Scan the lines below; pull out those with "lectura".

— Begin Excerpted data —

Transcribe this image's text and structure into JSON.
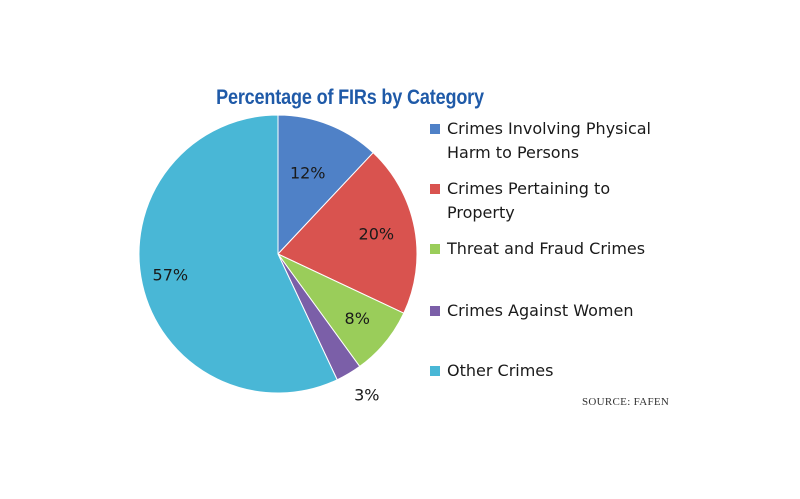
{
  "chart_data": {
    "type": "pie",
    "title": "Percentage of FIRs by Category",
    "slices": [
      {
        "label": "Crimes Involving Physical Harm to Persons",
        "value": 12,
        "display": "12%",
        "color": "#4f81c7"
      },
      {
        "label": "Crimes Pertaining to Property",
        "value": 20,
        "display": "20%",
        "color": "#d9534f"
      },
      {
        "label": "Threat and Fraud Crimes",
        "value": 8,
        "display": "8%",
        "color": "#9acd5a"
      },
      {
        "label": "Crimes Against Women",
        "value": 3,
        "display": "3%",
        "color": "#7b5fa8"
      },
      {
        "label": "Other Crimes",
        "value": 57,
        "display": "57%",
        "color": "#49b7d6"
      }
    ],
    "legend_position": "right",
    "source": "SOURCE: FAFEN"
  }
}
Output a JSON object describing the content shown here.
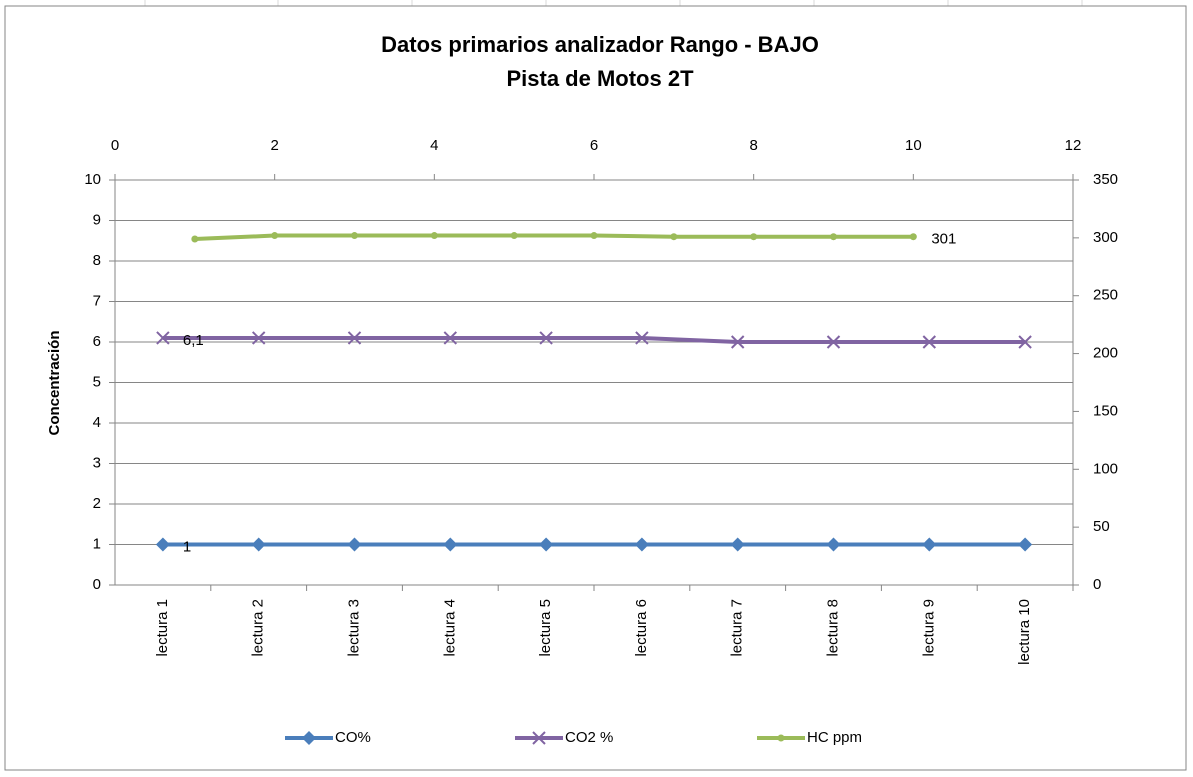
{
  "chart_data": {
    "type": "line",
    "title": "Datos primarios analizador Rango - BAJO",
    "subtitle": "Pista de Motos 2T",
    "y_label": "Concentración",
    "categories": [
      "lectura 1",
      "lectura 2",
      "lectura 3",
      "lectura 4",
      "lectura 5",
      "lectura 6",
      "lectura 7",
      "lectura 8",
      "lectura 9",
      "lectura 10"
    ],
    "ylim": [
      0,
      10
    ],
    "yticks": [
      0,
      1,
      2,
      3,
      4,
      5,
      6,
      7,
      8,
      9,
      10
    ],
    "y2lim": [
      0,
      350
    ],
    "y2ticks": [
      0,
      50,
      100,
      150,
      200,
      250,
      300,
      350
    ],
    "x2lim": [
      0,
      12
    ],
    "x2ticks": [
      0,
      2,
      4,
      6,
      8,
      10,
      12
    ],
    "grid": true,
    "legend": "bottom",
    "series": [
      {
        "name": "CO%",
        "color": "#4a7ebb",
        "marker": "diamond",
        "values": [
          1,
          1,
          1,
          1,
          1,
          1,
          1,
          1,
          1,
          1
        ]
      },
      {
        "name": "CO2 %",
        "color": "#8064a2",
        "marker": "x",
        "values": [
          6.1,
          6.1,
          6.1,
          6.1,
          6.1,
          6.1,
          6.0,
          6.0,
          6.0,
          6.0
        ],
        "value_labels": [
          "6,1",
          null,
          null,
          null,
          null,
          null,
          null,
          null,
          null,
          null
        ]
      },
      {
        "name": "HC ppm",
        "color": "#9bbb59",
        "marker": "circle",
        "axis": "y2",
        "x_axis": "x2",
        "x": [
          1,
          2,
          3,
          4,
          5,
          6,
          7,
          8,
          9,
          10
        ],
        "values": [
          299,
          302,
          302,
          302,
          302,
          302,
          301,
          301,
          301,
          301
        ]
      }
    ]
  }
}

— End Excerpted data —
— Begin Excerpted data —

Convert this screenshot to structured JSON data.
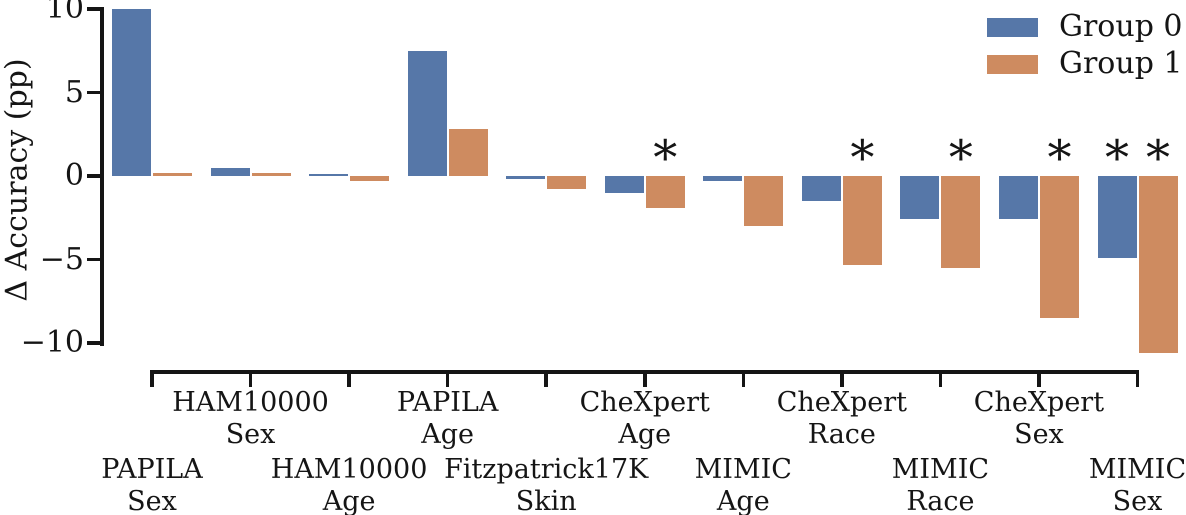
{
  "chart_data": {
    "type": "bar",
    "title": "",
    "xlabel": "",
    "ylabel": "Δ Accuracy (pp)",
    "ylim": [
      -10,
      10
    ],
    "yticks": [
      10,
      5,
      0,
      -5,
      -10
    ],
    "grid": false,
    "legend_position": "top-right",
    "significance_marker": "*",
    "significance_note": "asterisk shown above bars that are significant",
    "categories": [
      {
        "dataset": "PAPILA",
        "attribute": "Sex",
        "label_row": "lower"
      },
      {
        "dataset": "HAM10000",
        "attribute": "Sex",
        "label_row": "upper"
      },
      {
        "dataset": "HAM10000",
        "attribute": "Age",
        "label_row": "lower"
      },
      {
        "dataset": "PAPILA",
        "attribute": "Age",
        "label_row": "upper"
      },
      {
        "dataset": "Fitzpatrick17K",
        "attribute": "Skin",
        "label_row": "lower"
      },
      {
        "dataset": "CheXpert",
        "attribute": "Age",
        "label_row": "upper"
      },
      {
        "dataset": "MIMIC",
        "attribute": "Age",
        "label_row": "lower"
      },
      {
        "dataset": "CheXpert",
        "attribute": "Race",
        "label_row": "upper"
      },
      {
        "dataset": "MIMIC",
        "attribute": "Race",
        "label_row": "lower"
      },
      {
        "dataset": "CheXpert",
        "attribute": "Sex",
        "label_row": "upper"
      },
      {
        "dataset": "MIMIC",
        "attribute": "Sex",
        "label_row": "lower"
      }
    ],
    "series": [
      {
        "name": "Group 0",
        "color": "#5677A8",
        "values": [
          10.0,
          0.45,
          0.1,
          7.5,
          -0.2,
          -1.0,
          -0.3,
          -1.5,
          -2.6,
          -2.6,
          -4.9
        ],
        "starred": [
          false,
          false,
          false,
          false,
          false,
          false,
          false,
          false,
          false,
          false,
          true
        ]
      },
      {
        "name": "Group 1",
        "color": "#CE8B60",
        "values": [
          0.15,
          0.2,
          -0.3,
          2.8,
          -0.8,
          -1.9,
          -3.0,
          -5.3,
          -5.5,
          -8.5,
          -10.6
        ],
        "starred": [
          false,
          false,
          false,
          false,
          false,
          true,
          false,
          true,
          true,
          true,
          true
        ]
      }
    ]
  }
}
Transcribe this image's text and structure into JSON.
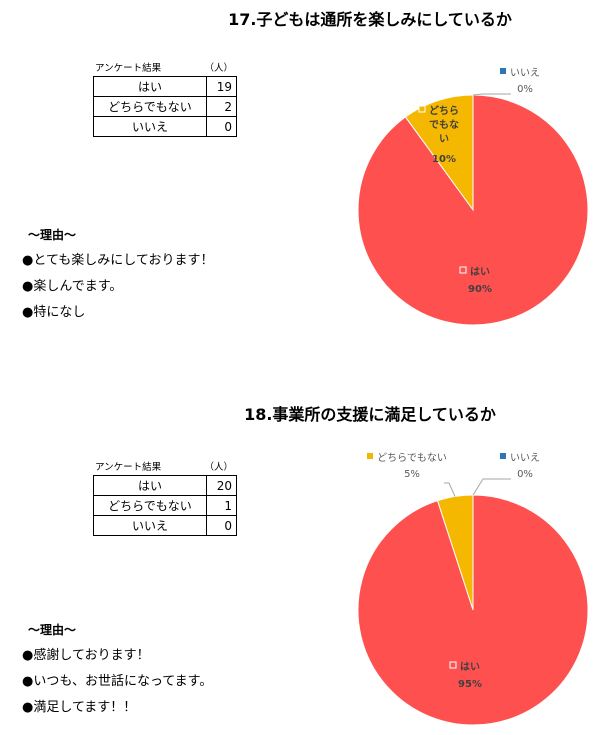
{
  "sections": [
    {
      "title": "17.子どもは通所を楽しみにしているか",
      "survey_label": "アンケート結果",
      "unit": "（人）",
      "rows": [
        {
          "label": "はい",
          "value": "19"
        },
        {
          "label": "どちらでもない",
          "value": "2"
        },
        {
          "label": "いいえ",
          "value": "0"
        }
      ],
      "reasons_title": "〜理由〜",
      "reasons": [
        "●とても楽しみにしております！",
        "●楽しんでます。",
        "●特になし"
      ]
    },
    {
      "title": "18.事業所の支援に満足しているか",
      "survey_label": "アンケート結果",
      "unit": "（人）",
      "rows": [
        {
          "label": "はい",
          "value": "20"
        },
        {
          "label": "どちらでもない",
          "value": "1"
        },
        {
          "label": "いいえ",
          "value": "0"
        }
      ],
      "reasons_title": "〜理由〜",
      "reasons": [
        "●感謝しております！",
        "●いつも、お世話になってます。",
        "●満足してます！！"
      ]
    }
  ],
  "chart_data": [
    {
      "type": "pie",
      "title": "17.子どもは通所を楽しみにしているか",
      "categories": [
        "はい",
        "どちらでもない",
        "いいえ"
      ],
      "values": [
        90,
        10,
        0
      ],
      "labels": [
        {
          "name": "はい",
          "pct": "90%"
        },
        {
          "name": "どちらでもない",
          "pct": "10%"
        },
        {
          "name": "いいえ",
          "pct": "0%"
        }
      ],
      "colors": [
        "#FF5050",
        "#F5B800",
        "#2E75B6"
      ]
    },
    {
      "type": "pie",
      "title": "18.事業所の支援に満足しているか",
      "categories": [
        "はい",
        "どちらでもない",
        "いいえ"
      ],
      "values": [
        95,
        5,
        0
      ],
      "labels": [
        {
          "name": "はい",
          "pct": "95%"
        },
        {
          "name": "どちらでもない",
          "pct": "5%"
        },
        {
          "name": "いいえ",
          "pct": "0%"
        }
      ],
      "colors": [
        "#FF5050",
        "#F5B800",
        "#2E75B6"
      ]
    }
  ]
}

— End Excerpted data —
— Begin Excerpted data —

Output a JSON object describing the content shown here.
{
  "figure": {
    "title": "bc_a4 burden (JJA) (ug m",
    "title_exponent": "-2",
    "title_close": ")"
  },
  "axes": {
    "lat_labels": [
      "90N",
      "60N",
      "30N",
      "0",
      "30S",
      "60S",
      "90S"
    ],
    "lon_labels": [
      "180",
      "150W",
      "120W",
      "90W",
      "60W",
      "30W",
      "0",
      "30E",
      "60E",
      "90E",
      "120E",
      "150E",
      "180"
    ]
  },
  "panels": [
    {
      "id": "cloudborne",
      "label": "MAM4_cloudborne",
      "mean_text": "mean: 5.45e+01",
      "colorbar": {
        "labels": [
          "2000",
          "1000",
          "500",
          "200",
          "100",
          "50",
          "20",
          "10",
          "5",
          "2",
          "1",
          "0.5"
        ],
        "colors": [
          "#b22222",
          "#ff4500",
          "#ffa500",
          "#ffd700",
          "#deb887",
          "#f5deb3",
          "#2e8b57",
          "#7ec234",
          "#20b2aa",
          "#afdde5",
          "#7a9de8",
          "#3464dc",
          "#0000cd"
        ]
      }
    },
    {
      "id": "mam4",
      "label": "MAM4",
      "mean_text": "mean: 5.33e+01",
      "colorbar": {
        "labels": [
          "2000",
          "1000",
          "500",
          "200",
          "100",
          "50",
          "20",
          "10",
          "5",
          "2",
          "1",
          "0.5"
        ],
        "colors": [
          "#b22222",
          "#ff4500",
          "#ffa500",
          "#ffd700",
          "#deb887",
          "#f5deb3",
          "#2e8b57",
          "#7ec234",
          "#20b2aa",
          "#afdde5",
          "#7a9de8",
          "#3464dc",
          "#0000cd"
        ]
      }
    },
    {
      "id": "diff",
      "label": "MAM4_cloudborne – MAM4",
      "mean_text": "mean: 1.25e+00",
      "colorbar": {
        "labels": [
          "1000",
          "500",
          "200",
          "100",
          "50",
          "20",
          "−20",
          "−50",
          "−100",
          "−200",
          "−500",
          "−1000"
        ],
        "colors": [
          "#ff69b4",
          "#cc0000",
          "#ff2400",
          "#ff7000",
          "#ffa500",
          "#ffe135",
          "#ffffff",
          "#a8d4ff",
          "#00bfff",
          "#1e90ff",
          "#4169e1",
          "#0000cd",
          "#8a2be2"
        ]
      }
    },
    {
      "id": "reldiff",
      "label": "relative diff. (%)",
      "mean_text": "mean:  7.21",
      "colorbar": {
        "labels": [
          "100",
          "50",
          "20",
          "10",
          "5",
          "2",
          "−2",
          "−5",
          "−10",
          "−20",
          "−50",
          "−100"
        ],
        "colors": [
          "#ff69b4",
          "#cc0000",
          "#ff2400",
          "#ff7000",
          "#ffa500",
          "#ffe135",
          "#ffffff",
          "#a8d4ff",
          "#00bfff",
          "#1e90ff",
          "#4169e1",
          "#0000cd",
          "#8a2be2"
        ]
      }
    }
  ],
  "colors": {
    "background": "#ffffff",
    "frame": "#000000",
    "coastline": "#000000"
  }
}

— End Excerpted data —

Solution for this task:
      "lectura 1",
      "lectura 2",
      "lectura 3",
      "lectura 4",
      "lectura 5",
      "lectura 6",
      "lectura 7",
      "lectura 8",
      "lectura 9",
      "lectura 10"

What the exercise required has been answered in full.